Data for the task:
-*-

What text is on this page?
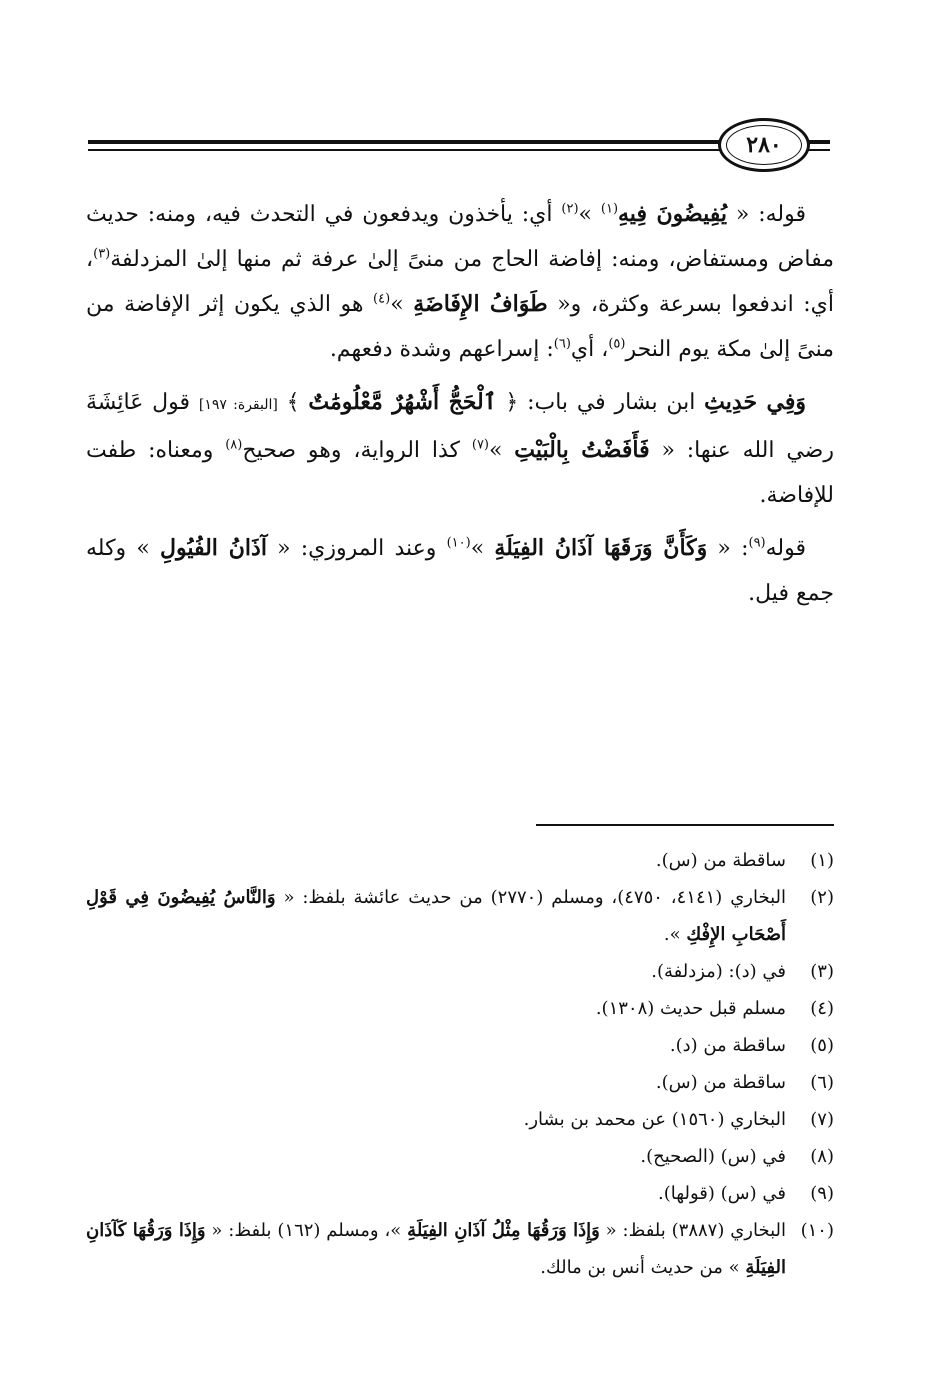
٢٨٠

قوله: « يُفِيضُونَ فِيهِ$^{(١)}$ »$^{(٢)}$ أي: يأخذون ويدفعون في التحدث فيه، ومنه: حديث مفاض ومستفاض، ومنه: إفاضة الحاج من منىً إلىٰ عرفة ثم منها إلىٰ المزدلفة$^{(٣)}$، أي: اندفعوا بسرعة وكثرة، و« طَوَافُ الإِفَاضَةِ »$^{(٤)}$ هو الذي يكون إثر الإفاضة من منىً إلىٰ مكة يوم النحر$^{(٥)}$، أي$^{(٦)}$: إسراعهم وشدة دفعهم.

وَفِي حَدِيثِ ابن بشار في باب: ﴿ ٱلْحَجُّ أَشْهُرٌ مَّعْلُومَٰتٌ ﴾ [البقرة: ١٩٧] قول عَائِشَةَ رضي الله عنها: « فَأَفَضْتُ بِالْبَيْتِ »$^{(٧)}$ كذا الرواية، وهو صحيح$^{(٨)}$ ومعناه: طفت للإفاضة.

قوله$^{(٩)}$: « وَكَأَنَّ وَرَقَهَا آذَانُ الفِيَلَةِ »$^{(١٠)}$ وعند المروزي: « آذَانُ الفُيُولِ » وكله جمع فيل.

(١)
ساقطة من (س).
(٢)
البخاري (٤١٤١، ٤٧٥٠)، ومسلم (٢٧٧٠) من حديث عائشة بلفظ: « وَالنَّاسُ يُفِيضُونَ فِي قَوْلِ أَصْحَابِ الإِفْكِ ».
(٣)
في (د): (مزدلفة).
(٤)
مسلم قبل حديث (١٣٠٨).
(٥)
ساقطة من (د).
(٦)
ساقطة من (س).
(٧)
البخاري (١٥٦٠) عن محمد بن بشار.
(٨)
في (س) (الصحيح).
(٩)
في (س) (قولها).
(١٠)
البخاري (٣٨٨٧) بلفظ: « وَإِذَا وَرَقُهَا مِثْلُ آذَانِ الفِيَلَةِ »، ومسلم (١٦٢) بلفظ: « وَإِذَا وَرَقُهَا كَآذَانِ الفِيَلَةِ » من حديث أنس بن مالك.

-*-

Say the number of lines in the records above that include the string "بلفظ", and no more.

2